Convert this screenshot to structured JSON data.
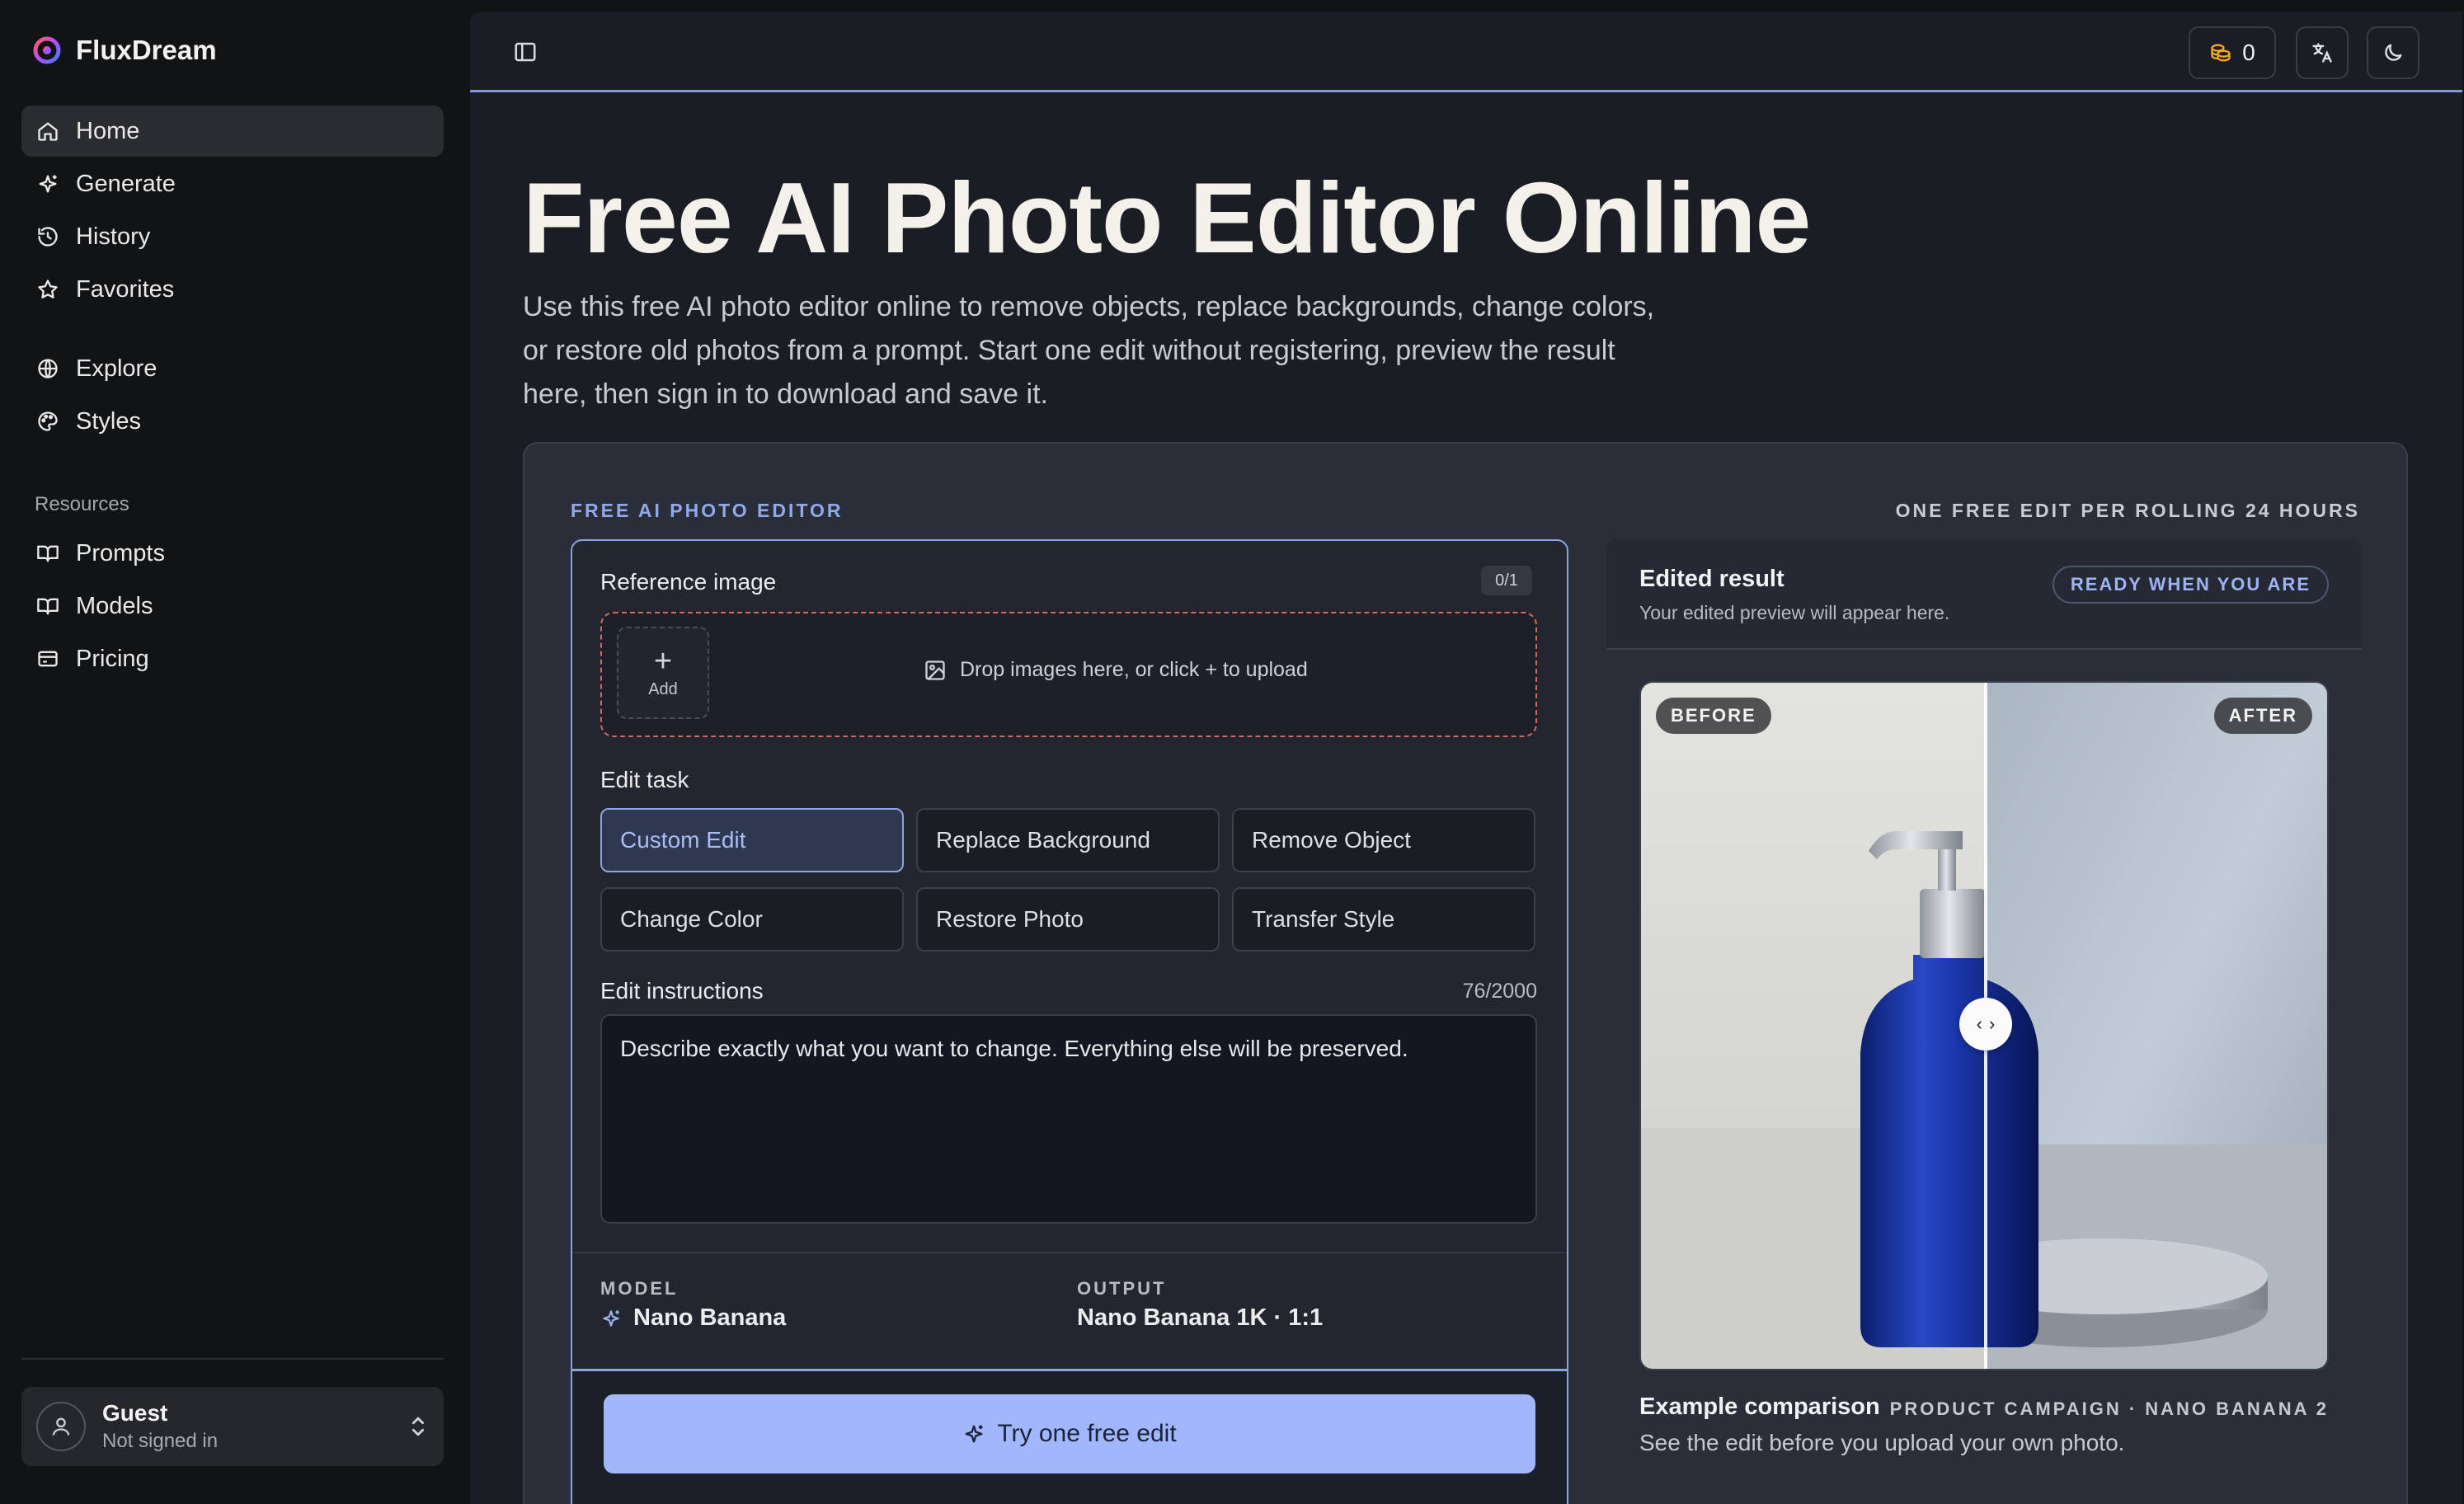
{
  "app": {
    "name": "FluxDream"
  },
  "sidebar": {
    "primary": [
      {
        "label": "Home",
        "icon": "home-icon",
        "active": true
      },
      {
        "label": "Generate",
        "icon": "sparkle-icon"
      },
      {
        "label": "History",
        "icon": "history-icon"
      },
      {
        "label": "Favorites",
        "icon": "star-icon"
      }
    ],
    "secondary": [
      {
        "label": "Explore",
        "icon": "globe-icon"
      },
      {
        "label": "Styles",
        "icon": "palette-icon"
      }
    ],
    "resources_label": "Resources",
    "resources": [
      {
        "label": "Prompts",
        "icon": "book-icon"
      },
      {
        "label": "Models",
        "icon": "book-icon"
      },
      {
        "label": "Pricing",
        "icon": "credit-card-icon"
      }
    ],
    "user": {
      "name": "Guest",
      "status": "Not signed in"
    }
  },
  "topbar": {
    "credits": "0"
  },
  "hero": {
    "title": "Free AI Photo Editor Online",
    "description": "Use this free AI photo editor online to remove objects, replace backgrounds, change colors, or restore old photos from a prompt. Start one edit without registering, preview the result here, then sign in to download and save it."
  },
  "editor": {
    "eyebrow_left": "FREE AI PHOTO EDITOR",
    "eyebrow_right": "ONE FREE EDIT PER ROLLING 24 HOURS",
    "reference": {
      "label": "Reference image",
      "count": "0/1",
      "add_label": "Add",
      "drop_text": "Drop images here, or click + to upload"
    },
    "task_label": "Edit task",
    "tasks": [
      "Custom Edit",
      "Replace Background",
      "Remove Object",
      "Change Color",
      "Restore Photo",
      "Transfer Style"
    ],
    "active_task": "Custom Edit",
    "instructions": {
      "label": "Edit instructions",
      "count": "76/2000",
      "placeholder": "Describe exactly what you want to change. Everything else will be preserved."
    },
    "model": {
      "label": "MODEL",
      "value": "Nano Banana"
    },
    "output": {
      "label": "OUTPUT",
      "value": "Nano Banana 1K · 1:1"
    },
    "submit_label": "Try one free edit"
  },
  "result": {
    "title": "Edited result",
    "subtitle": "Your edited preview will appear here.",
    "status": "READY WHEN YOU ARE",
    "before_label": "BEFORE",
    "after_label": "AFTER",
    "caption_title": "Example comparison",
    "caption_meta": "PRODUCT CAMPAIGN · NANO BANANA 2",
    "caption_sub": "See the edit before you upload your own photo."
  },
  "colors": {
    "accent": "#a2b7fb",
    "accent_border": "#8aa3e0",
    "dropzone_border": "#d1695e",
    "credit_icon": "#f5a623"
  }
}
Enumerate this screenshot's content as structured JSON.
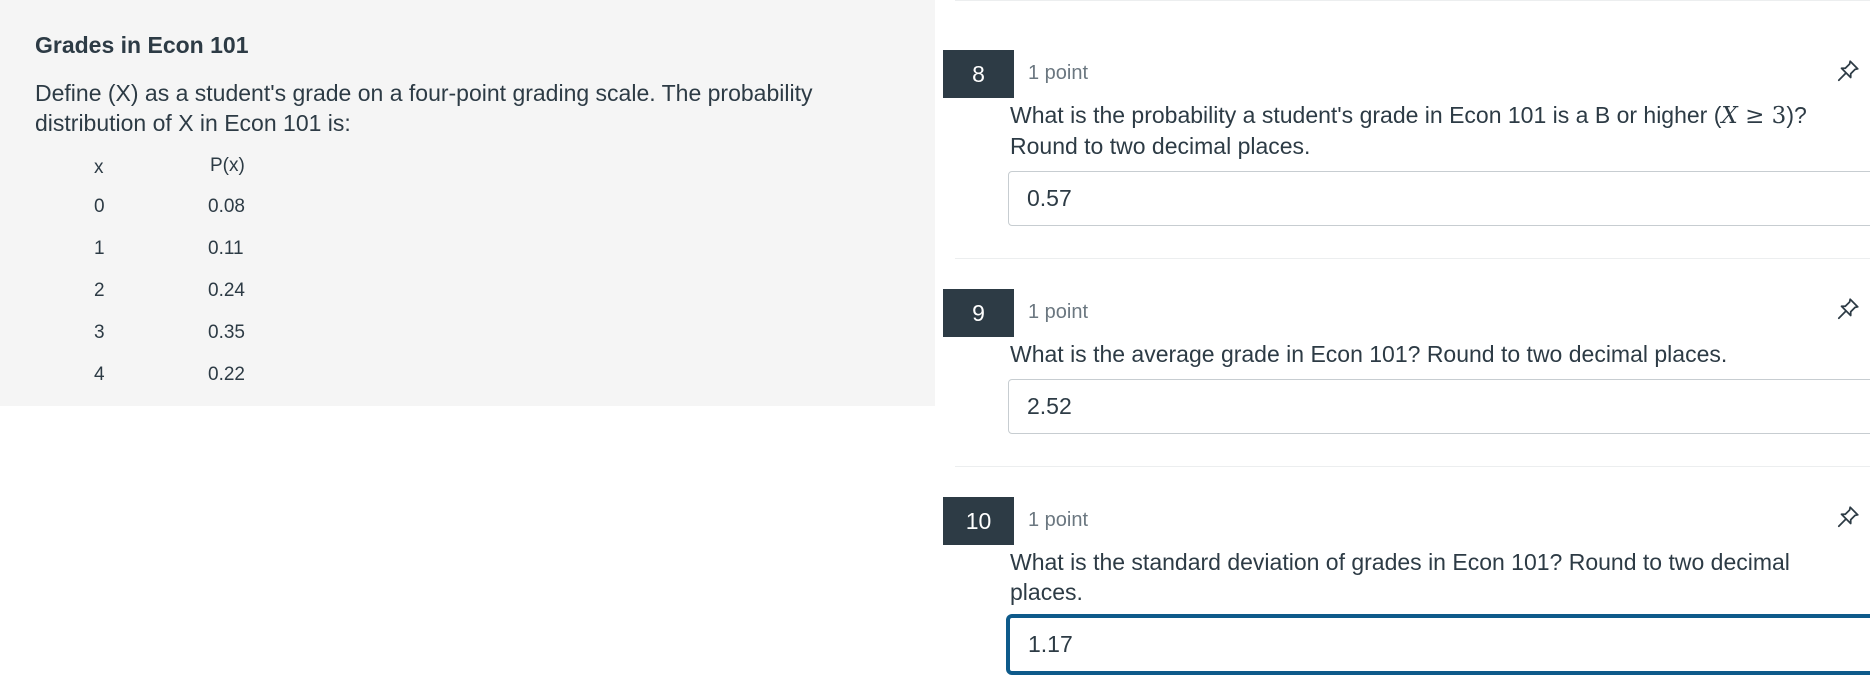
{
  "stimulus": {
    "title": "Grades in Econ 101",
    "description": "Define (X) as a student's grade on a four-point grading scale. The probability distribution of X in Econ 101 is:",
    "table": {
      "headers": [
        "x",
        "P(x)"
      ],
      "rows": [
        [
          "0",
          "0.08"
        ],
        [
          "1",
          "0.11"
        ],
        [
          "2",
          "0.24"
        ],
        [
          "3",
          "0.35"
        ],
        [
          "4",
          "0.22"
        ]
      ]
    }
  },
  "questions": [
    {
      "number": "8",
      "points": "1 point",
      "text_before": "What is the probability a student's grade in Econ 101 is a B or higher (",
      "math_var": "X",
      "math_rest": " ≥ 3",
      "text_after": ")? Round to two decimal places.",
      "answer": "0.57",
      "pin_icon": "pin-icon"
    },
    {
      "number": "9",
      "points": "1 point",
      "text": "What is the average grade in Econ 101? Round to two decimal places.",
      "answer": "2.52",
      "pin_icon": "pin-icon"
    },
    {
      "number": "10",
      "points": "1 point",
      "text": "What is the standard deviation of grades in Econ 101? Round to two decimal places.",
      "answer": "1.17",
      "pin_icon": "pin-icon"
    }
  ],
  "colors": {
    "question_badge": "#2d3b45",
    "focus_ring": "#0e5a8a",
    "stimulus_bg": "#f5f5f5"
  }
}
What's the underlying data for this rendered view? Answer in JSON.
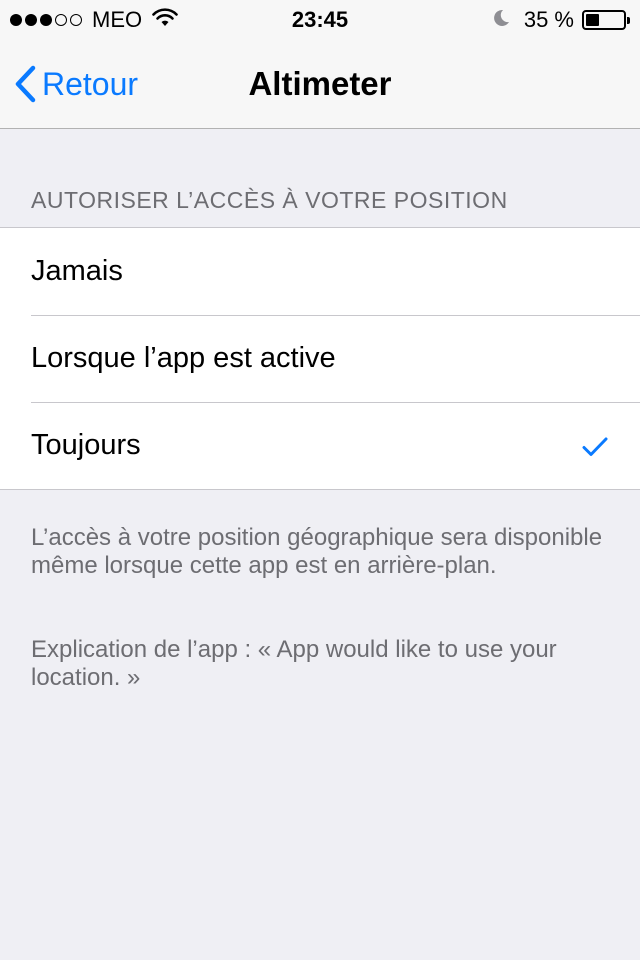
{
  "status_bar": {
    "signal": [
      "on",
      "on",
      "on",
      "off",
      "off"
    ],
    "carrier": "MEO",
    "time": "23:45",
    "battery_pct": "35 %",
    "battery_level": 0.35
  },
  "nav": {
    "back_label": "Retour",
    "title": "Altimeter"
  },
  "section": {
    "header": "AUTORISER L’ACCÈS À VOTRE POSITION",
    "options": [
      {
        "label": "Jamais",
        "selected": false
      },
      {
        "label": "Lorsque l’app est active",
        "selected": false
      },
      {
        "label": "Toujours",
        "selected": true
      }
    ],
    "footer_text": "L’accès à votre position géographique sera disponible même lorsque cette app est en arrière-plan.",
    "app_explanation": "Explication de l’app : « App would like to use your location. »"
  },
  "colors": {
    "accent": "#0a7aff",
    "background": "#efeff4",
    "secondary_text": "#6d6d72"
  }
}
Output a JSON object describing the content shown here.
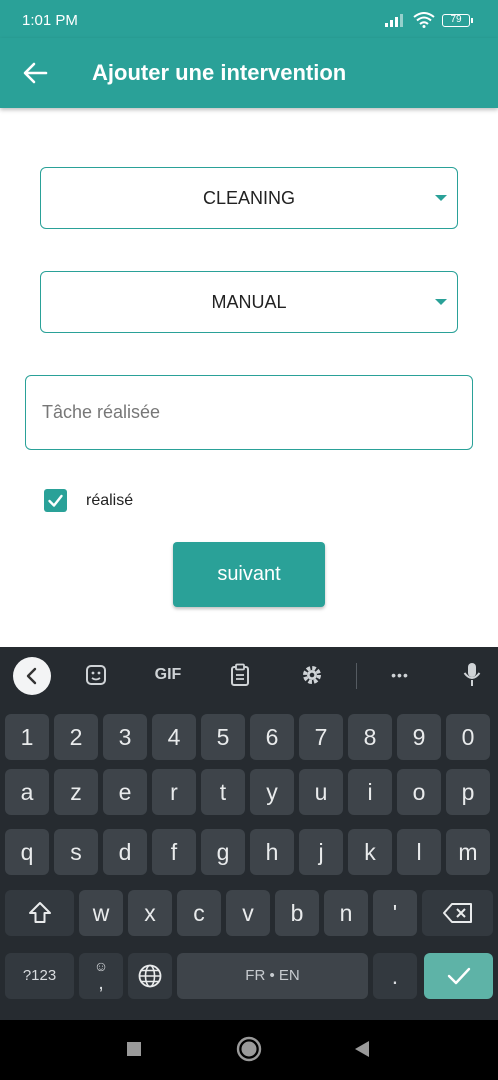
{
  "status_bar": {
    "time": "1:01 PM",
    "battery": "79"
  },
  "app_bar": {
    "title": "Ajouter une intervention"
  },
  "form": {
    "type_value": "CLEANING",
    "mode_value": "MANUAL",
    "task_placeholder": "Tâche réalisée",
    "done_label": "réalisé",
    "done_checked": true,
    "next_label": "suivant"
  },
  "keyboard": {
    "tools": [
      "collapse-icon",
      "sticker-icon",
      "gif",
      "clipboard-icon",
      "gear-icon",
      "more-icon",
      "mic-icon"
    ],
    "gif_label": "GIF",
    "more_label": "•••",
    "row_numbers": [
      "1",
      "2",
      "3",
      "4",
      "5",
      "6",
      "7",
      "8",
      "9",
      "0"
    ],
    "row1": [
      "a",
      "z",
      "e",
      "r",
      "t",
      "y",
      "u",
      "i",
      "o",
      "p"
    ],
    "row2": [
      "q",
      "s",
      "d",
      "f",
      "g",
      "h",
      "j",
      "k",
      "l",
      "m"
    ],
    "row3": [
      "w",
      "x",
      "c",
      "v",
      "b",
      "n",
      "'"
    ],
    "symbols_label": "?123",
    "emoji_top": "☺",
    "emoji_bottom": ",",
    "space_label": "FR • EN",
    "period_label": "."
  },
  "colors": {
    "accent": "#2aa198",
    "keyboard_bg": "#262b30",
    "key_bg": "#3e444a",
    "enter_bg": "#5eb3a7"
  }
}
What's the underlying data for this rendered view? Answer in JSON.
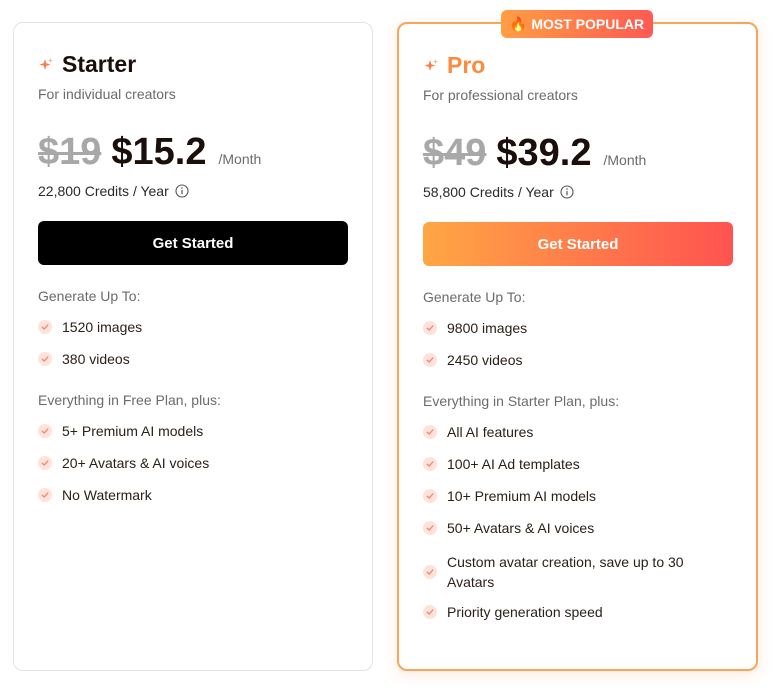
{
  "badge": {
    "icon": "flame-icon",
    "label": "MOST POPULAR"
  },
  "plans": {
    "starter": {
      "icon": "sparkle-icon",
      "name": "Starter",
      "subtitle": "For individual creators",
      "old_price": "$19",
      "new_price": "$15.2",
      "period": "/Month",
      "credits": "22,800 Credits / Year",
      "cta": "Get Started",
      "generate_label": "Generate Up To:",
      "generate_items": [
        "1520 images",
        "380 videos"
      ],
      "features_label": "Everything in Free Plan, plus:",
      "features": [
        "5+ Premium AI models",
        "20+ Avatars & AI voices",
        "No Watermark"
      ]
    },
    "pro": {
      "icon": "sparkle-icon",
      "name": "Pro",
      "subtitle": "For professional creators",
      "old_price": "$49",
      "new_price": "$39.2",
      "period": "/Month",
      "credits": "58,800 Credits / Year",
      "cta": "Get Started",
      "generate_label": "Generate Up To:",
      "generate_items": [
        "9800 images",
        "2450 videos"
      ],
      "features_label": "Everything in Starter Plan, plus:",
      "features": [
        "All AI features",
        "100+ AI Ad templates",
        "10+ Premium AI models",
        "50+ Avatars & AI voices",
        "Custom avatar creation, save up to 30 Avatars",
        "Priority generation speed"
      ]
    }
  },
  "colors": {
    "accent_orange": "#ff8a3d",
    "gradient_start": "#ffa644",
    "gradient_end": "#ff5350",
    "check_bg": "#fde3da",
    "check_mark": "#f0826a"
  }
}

* _Task_:
Go over the entries above and say how many lines hold the string "will", with no other text.

* _Answer for the task_:
2